DIRECTIONS: Please write the listing below out again exactly, leaving every picture behind.

— begin DATA TO USE —

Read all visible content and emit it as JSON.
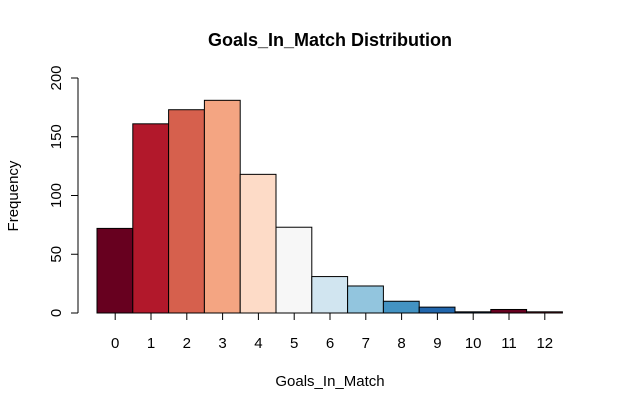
{
  "chart_data": {
    "type": "bar",
    "title": "Goals_In_Match Distribution",
    "xlabel": "Goals_In_Match",
    "ylabel": "Frequency",
    "categories": [
      "0",
      "1",
      "2",
      "3",
      "4",
      "5",
      "6",
      "7",
      "8",
      "9",
      "10",
      "11",
      "12"
    ],
    "values": [
      72,
      161,
      173,
      181,
      118,
      73,
      31,
      23,
      10,
      5,
      1,
      3,
      1
    ],
    "colors": [
      "#67001F",
      "#B2182B",
      "#D6604D",
      "#F4A582",
      "#FDDBC7",
      "#F7F7F7",
      "#D1E5F0",
      "#92C5DE",
      "#4393C3",
      "#2166AC",
      "#053061",
      "#67001F",
      "#B2182B"
    ],
    "ylim": [
      0,
      200
    ],
    "yticks": [
      0,
      50,
      100,
      150,
      200
    ],
    "grid": false,
    "legend": "none"
  }
}
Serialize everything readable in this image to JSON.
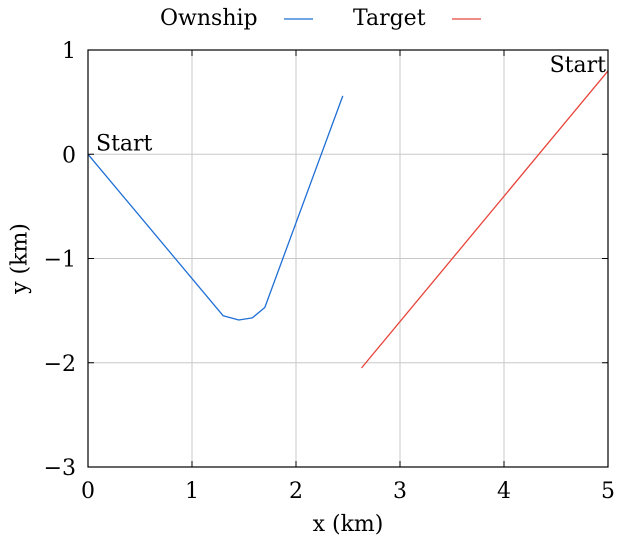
{
  "chart_data": {
    "type": "line",
    "xlabel": "x (km)",
    "ylabel": "y (km)",
    "xlim": [
      0,
      5
    ],
    "ylim": [
      -3,
      1
    ],
    "xticks": [
      0,
      1,
      2,
      3,
      4,
      5
    ],
    "xtick_labels": [
      "0",
      "1",
      "2",
      "3",
      "4",
      "5"
    ],
    "yticks": [
      -3,
      -2,
      -1,
      0,
      1
    ],
    "ytick_labels": [
      "−3",
      "−2",
      "−1",
      "0",
      "1"
    ],
    "grid": true,
    "legend_position": "top-center, outside plot",
    "series": [
      {
        "name": "Ownship",
        "color": "#1f6fd6",
        "x": [
          0,
          1.3,
          1.45,
          1.58,
          1.7,
          2.45
        ],
        "y": [
          0,
          -1.55,
          -1.59,
          -1.57,
          -1.47,
          0.56
        ]
      },
      {
        "name": "Target",
        "color": "#e8433a",
        "x": [
          2.63,
          5.0
        ],
        "y": [
          -2.05,
          0.8
        ]
      }
    ],
    "annotations": [
      {
        "text": "Start",
        "x": 0,
        "y": 0
      },
      {
        "text": "Start",
        "x": 5.0,
        "y": 0.8
      }
    ]
  }
}
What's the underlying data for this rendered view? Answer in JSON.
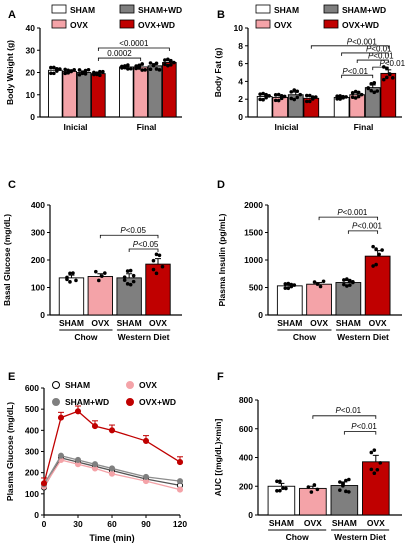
{
  "colors": {
    "sham": "#ffffff",
    "ovx": "#f4a3a8",
    "sham_wd": "#7f7f7f",
    "ovx_wd": "#c00000",
    "line_sham": "#555555",
    "line_shamwd": "#8c8c8c"
  },
  "chart_data": [
    {
      "panel": "A",
      "type": "bar",
      "ylabel": "Body Weight (g)",
      "ylim": [
        0,
        40
      ],
      "yticks": [
        0,
        10,
        20,
        30,
        40
      ],
      "groups": [
        "Inicial",
        "Final"
      ],
      "legend": [
        "SHAM",
        "SHAM+WD",
        "OVX",
        "OVX+WD"
      ],
      "series": [
        {
          "name": "SHAM",
          "values": [
            21,
            22.5
          ],
          "err": [
            0.8,
            0.5
          ]
        },
        {
          "name": "OVX",
          "values": [
            20.5,
            22.5
          ],
          "err": [
            0.5,
            0.8
          ]
        },
        {
          "name": "SHAM+WD",
          "values": [
            20,
            23
          ],
          "err": [
            0.7,
            1
          ]
        },
        {
          "name": "OVX+WD",
          "values": [
            19.5,
            24.5
          ],
          "err": [
            0.5,
            0.8
          ]
        }
      ],
      "annotations": [
        "<0.0001",
        "0.0002"
      ]
    },
    {
      "panel": "B",
      "type": "bar",
      "ylabel": "Body Fat (g)",
      "ylim": [
        0,
        10
      ],
      "yticks": [
        0,
        2,
        4,
        6,
        8,
        10
      ],
      "groups": [
        "Inicial",
        "Final"
      ],
      "legend": [
        "SHAM",
        "SHAM+WD",
        "OVX",
        "OVX+WD"
      ],
      "series": [
        {
          "name": "SHAM",
          "values": [
            2.3,
            2.2
          ],
          "err": [
            0.2,
            0.1
          ]
        },
        {
          "name": "OVX",
          "values": [
            2.2,
            2.5
          ],
          "err": [
            0.2,
            0.2
          ]
        },
        {
          "name": "SHAM+WD",
          "values": [
            2.5,
            3.3
          ],
          "err": [
            0.3,
            0.3
          ]
        },
        {
          "name": "OVX+WD",
          "values": [
            2.1,
            4.9
          ],
          "err": [
            0.2,
            0.4
          ]
        }
      ],
      "annotations": [
        "P<0.001",
        "P<0.01",
        "P<0.01",
        "P<0.01",
        "P<0.01"
      ]
    },
    {
      "panel": "C",
      "type": "bar",
      "ylabel": "Basal Glucose (mg/dL)",
      "ylim": [
        0,
        400
      ],
      "yticks": [
        0,
        100,
        200,
        300,
        400
      ],
      "categories": [
        "SHAM",
        "OVX",
        "SHAM",
        "OVX"
      ],
      "diet_labels": [
        "Chow",
        "Western Diet"
      ],
      "values": [
        135,
        140,
        135,
        185
      ],
      "err": [
        10,
        10,
        15,
        20
      ],
      "annotations": [
        "P<0.05",
        "P<0.05"
      ]
    },
    {
      "panel": "D",
      "type": "bar",
      "ylabel": "Plasma Insulin (pg/mL)",
      "ylim": [
        0,
        2000
      ],
      "yticks": [
        0,
        500,
        1000,
        1500,
        2000
      ],
      "categories": [
        "SHAM",
        "OVX",
        "SHAM",
        "OVX"
      ],
      "diet_labels": [
        "Chow",
        "Western Diet"
      ],
      "values": [
        530,
        560,
        590,
        1070
      ],
      "err": [
        25,
        30,
        35,
        100
      ],
      "annotations": [
        "P<0.001",
        "P<0.001"
      ]
    },
    {
      "panel": "E",
      "type": "line",
      "ylabel": "Plasma Glucose (mg/dL)",
      "xlabel": "Time (min)",
      "ylim": [
        0,
        600
      ],
      "yticks": [
        0,
        100,
        200,
        300,
        400,
        500,
        600
      ],
      "xlim": [
        0,
        120
      ],
      "xticks": [
        0,
        30,
        60,
        90,
        120
      ],
      "x": [
        0,
        15,
        30,
        45,
        60,
        90,
        120
      ],
      "legend": [
        "SHAM",
        "OVX",
        "SHAM+WD",
        "OVX+WD"
      ],
      "series": [
        {
          "name": "SHAM",
          "values": [
            130,
            270,
            250,
            230,
            210,
            170,
            140
          ]
        },
        {
          "name": "OVX",
          "values": [
            135,
            260,
            240,
            220,
            195,
            160,
            120
          ]
        },
        {
          "name": "SHAM+WD",
          "values": [
            145,
            280,
            260,
            240,
            220,
            180,
            160
          ]
        },
        {
          "name": "OVX+WD",
          "values": [
            150,
            460,
            490,
            420,
            400,
            350,
            250
          ]
        }
      ]
    },
    {
      "panel": "F",
      "type": "bar",
      "ylabel": "AUC [(mg/dL)×min]",
      "ylim": [
        0,
        800
      ],
      "yticks": [
        0,
        200,
        400,
        600,
        800
      ],
      "categories": [
        "SHAM",
        "OVX",
        "SHAM",
        "OVX"
      ],
      "diet_labels": [
        "Chow",
        "Western Diet"
      ],
      "values": [
        200,
        185,
        205,
        370
      ],
      "err": [
        20,
        15,
        25,
        45
      ],
      "annotations": [
        "P<0.01",
        "P<0.01"
      ]
    }
  ]
}
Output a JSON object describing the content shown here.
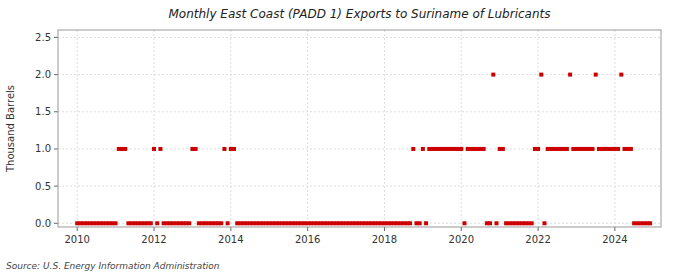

— end DATA TO USE —

ANSWER FOR THIS EXERCISE:
Read all visible content and emit it as JSON.
{
  "chart_data": {
    "type": "bar",
    "title": "Goals_In_Match Distribution",
    "xlabel": "Goals_In_Match",
    "ylabel": "Frequency",
    "categories": [
      "0",
      "1",
      "2",
      "3",
      "4",
      "5",
      "6",
      "7",
      "8",
      "9",
      "10",
      "11",
      "12"
    ],
    "values": [
      72,
      161,
      173,
      181,
      118,
      73,
      31,
      23,
      10,
      5,
      1,
      3,
      1
    ],
    "colors": [
      "#67001F",
      "#B2182B",
      "#D6604D",
      "#F4A582",
      "#FDDBC7",
      "#F7F7F7",
      "#D1E5F0",
      "#92C5DE",
      "#4393C3",
      "#2166AC",
      "#053061",
      "#67001F",
      "#B2182B"
    ],
    "ylim": [
      0,
      200
    ],
    "yticks": [
      0,
      50,
      100,
      150,
      200
    ],
    "grid": false,
    "legend": "none"
  }
}
Serialize everything readable in this image to JSON.
{
  "chart_data": {
    "type": "line",
    "xlabel": "x (km)",
    "ylabel": "y (km)",
    "xlim": [
      0,
      5
    ],
    "ylim": [
      -3,
      1
    ],
    "xticks": [
      0,
      1,
      2,
      3,
      4,
      5
    ],
    "xtick_labels": [
      "0",
      "1",
      "2",
      "3",
      "4",
      "5"
    ],
    "yticks": [
      -3,
      -2,
      -1,
      0,
      1
    ],
    "ytick_labels": [
      "−3",
      "−2",
      "−1",
      "0",
      "1"
    ],
    "grid": true,
    "legend_position": "top-center, outside plot",
    "series": [
      {
        "name": "Ownship",
        "color": "#1f6fd6",
        "x": [
          0,
          1.3,
          1.45,
          1.58,
          1.7,
          2.45
        ],
        "y": [
          0,
          -1.55,
          -1.59,
          -1.57,
          -1.47,
          0.56
        ]
      },
      {
        "name": "Target",
        "color": "#e8433a",
        "x": [
          2.63,
          5.0
        ],
        "y": [
          -2.05,
          0.8
        ]
      }
    ],
    "annotations": [
      {
        "text": "Start",
        "x": 0,
        "y": 0
      },
      {
        "text": "Start",
        "x": 5.0,
        "y": 0.8
      }
    ]
  }
}
What's the underlying data for this rendered view? Answer in JSON.
{
  "colors": {
    "sham": "#ffffff",
    "ovx": "#f4a3a8",
    "sham_wd": "#7f7f7f",
    "ovx_wd": "#c00000",
    "line_sham": "#555555",
    "line_shamwd": "#8c8c8c"
  },
  "chart_data": [
    {
      "panel": "A",
      "type": "bar",
      "ylabel": "Body Weight (g)",
      "ylim": [
        0,
        40
      ],
      "yticks": [
        0,
        10,
        20,
        30,
        40
      ],
      "groups": [
        "Inicial",
        "Final"
      ],
      "legend": [
        "SHAM",
        "SHAM+WD",
        "OVX",
        "OVX+WD"
      ],
      "series": [
        {
          "name": "SHAM",
          "values": [
            21,
            22.5
          ],
          "err": [
            0.8,
            0.5
          ]
        },
        {
          "name": "OVX",
          "values": [
            20.5,
            22.5
          ],
          "err": [
            0.5,
            0.8
          ]
        },
        {
          "name": "SHAM+WD",
          "values": [
            20,
            23
          ],
          "err": [
            0.7,
            1
          ]
        },
        {
          "name": "OVX+WD",
          "values": [
            19.5,
            24.5
          ],
          "err": [
            0.5,
            0.8
          ]
        }
      ],
      "annotations": [
        "<0.0001",
        "0.0002"
      ]
    },
    {
      "panel": "B",
      "type": "bar",
      "ylabel": "Body Fat (g)",
      "ylim": [
        0,
        10
      ],
      "yticks": [
        0,
        2,
        4,
        6,
        8,
        10
      ],
      "groups": [
        "Inicial",
        "Final"
      ],
      "legend": [
        "SHAM",
        "SHAM+WD",
        "OVX",
        "OVX+WD"
      ],
      "series": [
        {
          "name": "SHAM",
          "values": [
            2.3,
            2.2
          ],
          "err": [
            0.2,
            0.1
          ]
        },
        {
          "name": "OVX",
          "values": [
            2.2,
            2.5
          ],
          "err": [
            0.2,
            0.2
          ]
        },
        {
          "name": "SHAM+WD",
          "values": [
            2.5,
            3.3
          ],
          "err": [
            0.3,
            0.3
          ]
        },
        {
          "name": "OVX+WD",
          "values": [
            2.1,
            4.9
          ],
          "err": [
            0.2,
            0.4
          ]
        }
      ],
      "annotations": [
        "P<0.001",
        "P<0.01",
        "P<0.01",
        "P<0.01",
        "P<0.01"
      ]
    },
    {
      "panel": "C",
      "type": "bar",
      "ylabel": "Basal Glucose (mg/dL)",
      "ylim": [
        0,
        400
      ],
      "yticks": [
        0,
        100,
        200,
        300,
        400
      ],
      "categories": [
        "SHAM",
        "OVX",
        "SHAM",
        "OVX"
      ],
      "diet_labels": [
        "Chow",
        "Western Diet"
      ],
      "values": [
        135,
        140,
        135,
        185
      ],
      "err": [
        10,
        10,
        15,
        20
      ],
      "annotations": [
        "P<0.05",
        "P<0.05"
      ]
    },
    {
      "panel": "D",
      "type": "bar",
      "ylabel": "Plasma Insulin (pg/mL)",
      "ylim": [
        0,
        2000
      ],
      "yticks": [
        0,
        500,
        1000,
        1500,
        2000
      ],
      "categories": [
        "SHAM",
        "OVX",
        "SHAM",
        "OVX"
      ],
      "diet_labels": [
        "Chow",
        "Western Diet"
      ],
      "values": [
        530,
        560,
        590,
        1070
      ],
      "err": [
        25,
        30,
        35,
        100
      ],
      "annotations": [
        "P<0.001",
        "P<0.001"
      ]
    },
    {
      "panel": "E",
      "type": "line",
      "ylabel": "Plasma Glucose (mg/dL)",
      "xlabel": "Time (min)",
      "ylim": [
        0,
        600
      ],
      "yticks": [
        0,
        100,
        200,
        300,
        400,
        500,
        600
      ],
      "xlim": [
        0,
        120
      ],
      "xticks": [
        0,
        30,
        60,
        90,
        120
      ],
      "x": [
        0,
        15,
        30,
        45,
        60,
        90,
        120
      ],
      "legend": [
        "SHAM",
        "OVX",
        "SHAM+WD",
        "OVX+WD"
      ],
      "series": [
        {
          "name": "SHAM",
          "values": [
            130,
            270,
            250,
            230,
            210,
            170,
            140
          ]
        },
        {
          "name": "OVX",
          "values": [
            135,
            260,
            240,
            220,
            195,
            160,
            120
          ]
        },
        {
          "name": "SHAM+WD",
          "values": [
            145,
            280,
            260,
            240,
            220,
            180,
            160
          ]
        },
        {
          "name": "OVX+WD",
          "values": [
            150,
            460,
            490,
            420,
            400,
            350,
            250
          ]
        }
      ]
    },
    {
      "panel": "F",
      "type": "bar",
      "ylabel": "AUC [(mg/dL)×min]",
      "ylim": [
        0,
        800
      ],
      "yticks": [
        0,
        200,
        400,
        600,
        800
      ],
      "categories": [
        "SHAM",
        "OVX",
        "SHAM",
        "OVX"
      ],
      "diet_labels": [
        "Chow",
        "Western Diet"
      ],
      "values": [
        200,
        185,
        205,
        370
      ],
      "err": [
        20,
        15,
        25,
        45
      ],
      "annotations": [
        "P<0.01",
        "P<0.01"
      ]
    }
  ]
}
Output a JSON object describing the content shown here.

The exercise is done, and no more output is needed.